* What the task asks:
Copy every entry word for word, but skip the pictures.
##### Recorded information #####
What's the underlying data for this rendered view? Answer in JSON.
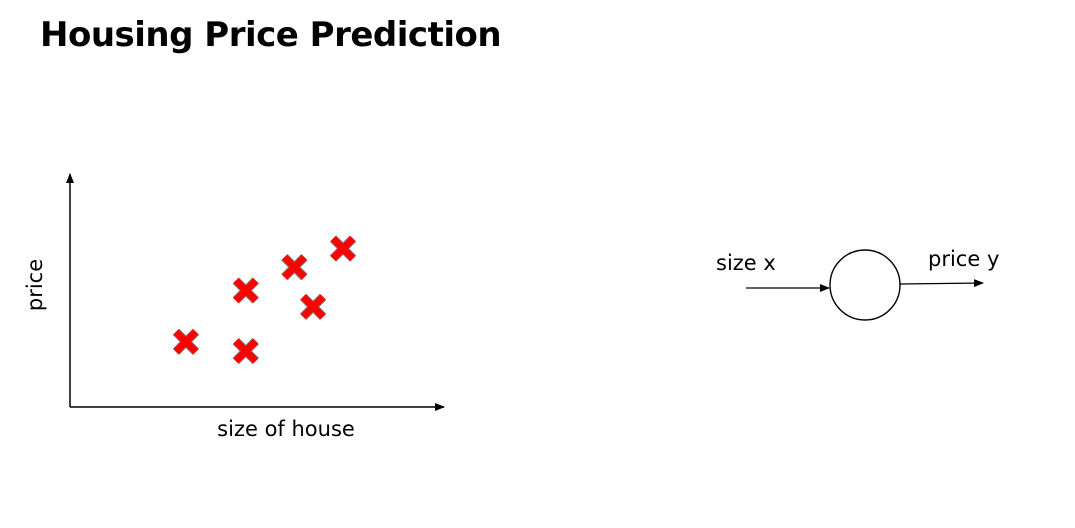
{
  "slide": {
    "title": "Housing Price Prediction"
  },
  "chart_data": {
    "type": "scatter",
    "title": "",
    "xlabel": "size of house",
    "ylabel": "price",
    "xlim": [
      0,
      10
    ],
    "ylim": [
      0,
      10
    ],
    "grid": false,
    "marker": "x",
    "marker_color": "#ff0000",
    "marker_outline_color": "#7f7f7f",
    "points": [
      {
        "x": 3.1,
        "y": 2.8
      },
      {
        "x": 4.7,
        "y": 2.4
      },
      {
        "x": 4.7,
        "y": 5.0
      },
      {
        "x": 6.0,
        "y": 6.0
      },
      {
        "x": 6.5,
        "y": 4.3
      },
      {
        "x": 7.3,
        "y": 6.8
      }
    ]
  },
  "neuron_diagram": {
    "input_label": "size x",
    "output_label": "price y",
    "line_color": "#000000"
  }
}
#####
* Solution for this exercise:
What's the underlying data for this rendered view? Answer in JSON.
{
  "slide": {
    "title": "Housing Price Prediction"
  },
  "chart_data": {
    "type": "scatter",
    "title": "",
    "xlabel": "size of house",
    "ylabel": "price",
    "xlim": [
      0,
      10
    ],
    "ylim": [
      0,
      10
    ],
    "grid": false,
    "marker": "x",
    "marker_color": "#ff0000",
    "marker_outline_color": "#7f7f7f",
    "points": [
      {
        "x": 3.1,
        "y": 2.8
      },
      {
        "x": 4.7,
        "y": 2.4
      },
      {
        "x": 4.7,
        "y": 5.0
      },
      {
        "x": 6.0,
        "y": 6.0
      },
      {
        "x": 6.5,
        "y": 4.3
      },
      {
        "x": 7.3,
        "y": 6.8
      }
    ]
  },
  "neuron_diagram": {
    "input_label": "size x",
    "output_label": "price y",
    "line_color": "#000000"
  }
}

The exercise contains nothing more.